Tarefas =>
• a. Indique se cada afirmação abaixo está de acordo com o texto sobre a eleição em Buenos Aires, respondendo sim ou não e citando as palavras decisivas do texto: (i) a eleição na província escolhe parlamentares equivalentes aos deputados estaduais; (ii) as eleições parlamentares nacionais estão marcadas para 27 de setembro; (iii) segundo a análise citada, Caputo afirma que a estabilização ainda não foi cumprida.
• b. Copie sem alterações, do texto sobre a eleição em Buenos Aires, o trecho que vai de "Acontece agora na" até "federais e senadores).".

Texto fornecido =>
A eleição que pode mudar o cenário político na Argentina. Por Moisés Mendes

Atualizado em 7 de setembro de 2025 às 13:15
O presidente argentino Javier Milei. Foto: Reprodução/ Bloomberg

Acontece agora na província de Buenos Aires uma eleição decisiva para o que virá mais adiante no cenário político do país.

A província elege seus parlamentares (equivalentes aqui aos deputados estaduais), numa região dominada historicamente pelo peronismo.

O que acontecer hoje pode aprofundar a crise no governo corrupto de Javier Milei, ou pode adiar tudo para as eleições parlamentares nacionais de 27 de outubro (quando serão eleitos os equivalentes aqui a deputados federais e senadores).

Compartilho abaixo link de análise do ambiente argentina, por Leandro Renou, no Página 12:

Pela primeira vez em quase dois anos, o establishment começou a sentar-se com a oposição para conversar sobre política. A crise econômica e, sobretudo, o coima-gate aceleraram as interações com o bloco de governadores, dirigentes do PJ e Macri. O diagnóstico é que, aconteça o que acontecer nas eleições, a interna libertária e o ajuste transformaram Milei de “louco” que iludia em um mandatário que não controla as variáveis. Caputo está “cansado” e diz que “a estabilização está cumprida e agora a política deve assumir o comando”.

A política é cíclica e repete situações cada vez com maior velocidade. No fim do segundo ano de Mauricio Macri no governo, inclusive depois do triunfo nas legislativas de 2017, os empresários mais importantes do país começaram a retomar contatos com setores opositores. Naquele momento, surgiu essa inquietação típica de quem percebe que os projetos chegam a um gargalo, geralmente ligado a uma economia que começa a mostrar falhas sérias ou simplesmente se freia. O amor entre o poder econômico e o presidente “amarelo” começava a terminar.

Dados de disposição espacial:
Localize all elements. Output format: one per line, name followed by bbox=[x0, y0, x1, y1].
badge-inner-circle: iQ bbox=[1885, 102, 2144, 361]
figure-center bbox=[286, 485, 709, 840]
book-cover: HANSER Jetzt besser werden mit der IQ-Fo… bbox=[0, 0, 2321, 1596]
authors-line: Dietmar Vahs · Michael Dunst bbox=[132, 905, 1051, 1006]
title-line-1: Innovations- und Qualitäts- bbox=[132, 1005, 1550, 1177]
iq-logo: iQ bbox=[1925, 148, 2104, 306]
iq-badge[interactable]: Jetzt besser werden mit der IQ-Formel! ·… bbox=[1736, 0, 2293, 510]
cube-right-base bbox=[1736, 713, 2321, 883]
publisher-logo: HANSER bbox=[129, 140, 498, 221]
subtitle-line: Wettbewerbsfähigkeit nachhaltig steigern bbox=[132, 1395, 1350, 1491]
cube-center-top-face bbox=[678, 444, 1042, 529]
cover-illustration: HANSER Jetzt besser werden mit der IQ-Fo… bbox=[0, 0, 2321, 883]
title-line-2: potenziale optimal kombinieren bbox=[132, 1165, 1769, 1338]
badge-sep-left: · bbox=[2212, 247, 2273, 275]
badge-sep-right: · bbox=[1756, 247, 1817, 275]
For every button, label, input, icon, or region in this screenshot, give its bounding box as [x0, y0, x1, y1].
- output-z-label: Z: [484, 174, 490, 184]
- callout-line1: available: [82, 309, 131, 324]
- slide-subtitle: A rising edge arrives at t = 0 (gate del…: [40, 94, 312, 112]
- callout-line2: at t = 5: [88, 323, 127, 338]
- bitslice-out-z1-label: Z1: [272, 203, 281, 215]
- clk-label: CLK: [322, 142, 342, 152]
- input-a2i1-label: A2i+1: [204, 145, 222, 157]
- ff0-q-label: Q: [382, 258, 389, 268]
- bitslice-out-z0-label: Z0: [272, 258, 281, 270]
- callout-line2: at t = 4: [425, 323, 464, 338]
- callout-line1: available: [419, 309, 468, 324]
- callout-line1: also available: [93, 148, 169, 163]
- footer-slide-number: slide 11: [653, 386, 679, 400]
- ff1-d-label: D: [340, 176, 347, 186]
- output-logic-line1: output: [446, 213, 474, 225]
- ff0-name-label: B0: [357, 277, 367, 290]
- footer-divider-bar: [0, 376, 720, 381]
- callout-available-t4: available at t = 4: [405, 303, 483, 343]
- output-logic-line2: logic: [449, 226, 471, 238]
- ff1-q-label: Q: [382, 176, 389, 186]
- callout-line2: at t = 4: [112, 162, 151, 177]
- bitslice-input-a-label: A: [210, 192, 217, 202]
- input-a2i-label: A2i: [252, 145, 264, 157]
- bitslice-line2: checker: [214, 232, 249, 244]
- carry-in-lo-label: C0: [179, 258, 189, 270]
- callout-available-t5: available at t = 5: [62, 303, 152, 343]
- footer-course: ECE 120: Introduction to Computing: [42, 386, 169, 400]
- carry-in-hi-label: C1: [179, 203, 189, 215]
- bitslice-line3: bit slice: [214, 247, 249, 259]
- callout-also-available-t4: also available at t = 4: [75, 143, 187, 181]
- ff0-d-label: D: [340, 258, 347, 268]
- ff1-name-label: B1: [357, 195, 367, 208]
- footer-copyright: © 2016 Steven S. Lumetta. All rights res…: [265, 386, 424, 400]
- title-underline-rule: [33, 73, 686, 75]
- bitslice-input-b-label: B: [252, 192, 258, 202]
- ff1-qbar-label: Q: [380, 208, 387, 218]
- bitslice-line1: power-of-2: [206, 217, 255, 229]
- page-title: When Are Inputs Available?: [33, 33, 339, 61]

Respostas por tarefa =>
• a.
(i) Sim: “A província elege seus parlamentares (equivalentes aqui aos deputados estaduais)”.
(ii) Não: “eleições parlamentares nacionais de 27 de outubro”.
(iii) Não: “a estabilização está cumprida e agora a política deve assumir o comando”.

• b.
Acontece agora na província de Buenos Aires uma eleição decisiva para o que virá mais adiante no cenário político do país.

A província elege seus parlamentares (equivalentes aqui aos deputados estaduais), numa região dominada historicamente pelo peronismo.

O que acontecer hoje pode aprofundar a crise no governo corrupto de Javier Milei, ou pode adiar tudo para as eleições parlamentares nacionais de 27 de outubro (quando serão eleitos os equivalentes aqui a deputados federais e senadores).